Set task — Identify the lines that contain the word "type" and copy each one.

Extracted records —
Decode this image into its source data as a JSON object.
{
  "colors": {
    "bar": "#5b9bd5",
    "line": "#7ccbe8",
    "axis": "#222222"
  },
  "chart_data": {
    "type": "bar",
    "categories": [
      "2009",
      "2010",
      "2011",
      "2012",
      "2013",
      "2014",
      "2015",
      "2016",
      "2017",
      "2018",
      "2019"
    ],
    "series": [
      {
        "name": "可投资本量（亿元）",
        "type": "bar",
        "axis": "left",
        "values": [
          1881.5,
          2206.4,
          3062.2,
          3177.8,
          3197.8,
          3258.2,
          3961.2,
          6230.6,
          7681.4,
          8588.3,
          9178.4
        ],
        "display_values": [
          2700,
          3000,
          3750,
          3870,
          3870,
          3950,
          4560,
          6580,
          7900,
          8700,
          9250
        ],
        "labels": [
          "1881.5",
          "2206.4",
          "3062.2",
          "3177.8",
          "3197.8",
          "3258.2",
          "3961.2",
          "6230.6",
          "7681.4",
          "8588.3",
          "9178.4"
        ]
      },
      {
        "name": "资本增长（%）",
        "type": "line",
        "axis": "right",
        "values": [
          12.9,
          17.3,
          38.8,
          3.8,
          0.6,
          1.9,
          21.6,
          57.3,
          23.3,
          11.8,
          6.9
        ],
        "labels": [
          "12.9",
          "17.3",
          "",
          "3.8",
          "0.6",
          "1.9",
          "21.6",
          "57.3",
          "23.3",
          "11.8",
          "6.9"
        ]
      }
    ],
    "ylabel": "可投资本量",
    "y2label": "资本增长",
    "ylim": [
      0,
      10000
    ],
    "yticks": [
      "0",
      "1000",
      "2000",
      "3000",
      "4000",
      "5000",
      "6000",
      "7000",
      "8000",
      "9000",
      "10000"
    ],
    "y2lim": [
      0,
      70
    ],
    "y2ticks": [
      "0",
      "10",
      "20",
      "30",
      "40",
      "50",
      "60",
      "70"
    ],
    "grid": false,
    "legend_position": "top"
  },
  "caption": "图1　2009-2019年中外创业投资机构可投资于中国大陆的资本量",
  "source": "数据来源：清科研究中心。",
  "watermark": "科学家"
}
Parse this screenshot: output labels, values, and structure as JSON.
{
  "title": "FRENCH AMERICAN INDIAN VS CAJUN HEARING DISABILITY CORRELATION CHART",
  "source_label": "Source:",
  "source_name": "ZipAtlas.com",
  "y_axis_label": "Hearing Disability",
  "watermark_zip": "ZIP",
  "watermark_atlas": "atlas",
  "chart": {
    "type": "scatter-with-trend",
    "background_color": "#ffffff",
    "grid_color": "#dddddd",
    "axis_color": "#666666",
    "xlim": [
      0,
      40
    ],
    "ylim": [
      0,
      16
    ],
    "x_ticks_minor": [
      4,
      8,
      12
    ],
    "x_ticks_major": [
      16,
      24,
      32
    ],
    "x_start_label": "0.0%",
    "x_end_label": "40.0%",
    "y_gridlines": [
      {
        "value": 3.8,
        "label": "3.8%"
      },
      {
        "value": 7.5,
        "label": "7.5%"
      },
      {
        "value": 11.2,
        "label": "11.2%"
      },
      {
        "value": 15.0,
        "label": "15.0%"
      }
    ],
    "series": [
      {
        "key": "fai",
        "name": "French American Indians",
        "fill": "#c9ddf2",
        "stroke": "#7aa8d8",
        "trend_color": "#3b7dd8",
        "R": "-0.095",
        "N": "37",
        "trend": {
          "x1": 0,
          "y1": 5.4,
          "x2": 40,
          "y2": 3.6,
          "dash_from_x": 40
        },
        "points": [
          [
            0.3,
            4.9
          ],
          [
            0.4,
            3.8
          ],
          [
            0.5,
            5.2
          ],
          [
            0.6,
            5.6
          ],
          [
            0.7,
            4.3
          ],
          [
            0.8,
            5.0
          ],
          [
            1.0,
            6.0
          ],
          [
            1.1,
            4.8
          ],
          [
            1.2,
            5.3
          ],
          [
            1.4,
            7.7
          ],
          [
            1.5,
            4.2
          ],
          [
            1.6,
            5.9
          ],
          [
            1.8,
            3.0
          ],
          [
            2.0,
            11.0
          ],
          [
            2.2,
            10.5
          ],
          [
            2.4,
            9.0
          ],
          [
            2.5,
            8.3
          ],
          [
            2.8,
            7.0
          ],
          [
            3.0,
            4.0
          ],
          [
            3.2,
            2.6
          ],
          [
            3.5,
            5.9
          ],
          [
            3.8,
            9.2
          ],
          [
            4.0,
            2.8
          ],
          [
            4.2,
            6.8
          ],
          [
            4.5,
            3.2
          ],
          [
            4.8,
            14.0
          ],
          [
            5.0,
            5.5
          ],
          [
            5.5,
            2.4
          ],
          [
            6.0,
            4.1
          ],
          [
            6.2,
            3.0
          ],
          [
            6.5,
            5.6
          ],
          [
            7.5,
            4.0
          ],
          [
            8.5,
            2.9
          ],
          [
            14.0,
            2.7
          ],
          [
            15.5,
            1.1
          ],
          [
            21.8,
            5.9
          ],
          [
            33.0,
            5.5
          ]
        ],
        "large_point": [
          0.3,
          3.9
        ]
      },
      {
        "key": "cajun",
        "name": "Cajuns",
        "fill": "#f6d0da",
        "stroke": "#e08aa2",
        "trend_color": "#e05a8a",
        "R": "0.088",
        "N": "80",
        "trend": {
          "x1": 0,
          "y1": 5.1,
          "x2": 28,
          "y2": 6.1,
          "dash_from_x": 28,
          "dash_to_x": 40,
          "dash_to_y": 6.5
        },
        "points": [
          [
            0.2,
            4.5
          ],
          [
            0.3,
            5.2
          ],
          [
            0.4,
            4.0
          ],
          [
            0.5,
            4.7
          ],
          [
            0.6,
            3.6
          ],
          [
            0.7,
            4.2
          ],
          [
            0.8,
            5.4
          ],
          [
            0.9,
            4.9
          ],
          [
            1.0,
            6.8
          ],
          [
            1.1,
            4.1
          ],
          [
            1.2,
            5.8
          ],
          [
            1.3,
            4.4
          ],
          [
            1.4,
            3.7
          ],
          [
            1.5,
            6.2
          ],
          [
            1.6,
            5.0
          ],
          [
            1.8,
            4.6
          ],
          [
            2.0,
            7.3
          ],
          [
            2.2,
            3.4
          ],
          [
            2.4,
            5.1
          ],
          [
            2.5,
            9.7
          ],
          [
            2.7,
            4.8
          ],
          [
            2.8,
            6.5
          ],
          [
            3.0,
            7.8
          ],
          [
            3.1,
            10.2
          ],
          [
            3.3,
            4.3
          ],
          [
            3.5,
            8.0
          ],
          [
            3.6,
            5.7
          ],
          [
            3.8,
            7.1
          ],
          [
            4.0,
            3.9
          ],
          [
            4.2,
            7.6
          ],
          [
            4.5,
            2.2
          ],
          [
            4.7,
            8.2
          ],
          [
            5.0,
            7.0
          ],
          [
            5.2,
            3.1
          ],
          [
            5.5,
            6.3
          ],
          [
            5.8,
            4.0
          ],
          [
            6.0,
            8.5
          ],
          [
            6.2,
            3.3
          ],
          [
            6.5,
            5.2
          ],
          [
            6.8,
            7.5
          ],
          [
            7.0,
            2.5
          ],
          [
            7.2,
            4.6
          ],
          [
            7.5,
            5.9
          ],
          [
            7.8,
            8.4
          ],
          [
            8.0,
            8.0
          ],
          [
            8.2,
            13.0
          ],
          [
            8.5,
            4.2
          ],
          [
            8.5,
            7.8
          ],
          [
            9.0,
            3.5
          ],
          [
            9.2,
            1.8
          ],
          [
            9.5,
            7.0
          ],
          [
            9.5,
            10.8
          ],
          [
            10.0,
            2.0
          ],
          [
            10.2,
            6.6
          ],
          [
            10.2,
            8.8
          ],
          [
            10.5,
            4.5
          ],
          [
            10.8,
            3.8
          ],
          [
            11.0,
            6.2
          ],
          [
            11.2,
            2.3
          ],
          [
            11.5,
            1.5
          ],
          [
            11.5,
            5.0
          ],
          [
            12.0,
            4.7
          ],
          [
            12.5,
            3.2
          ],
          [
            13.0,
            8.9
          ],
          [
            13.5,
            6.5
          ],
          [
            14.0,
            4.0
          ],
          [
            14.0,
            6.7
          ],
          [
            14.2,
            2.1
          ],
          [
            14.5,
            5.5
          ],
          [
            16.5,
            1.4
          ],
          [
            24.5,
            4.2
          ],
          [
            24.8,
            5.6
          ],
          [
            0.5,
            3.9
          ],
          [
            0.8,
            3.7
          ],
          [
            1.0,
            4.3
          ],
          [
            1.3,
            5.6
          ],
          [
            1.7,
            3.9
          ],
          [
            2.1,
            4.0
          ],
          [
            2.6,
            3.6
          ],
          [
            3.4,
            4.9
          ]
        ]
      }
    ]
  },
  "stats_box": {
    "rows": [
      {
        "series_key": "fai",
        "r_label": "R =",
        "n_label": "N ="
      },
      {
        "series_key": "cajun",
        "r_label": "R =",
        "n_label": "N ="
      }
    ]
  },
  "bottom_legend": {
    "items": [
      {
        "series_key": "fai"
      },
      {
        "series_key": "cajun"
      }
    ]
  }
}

The result —
    "type": "bar",
        "type": "bar",
        "type": "line",
    "type": "scatter-with-trend",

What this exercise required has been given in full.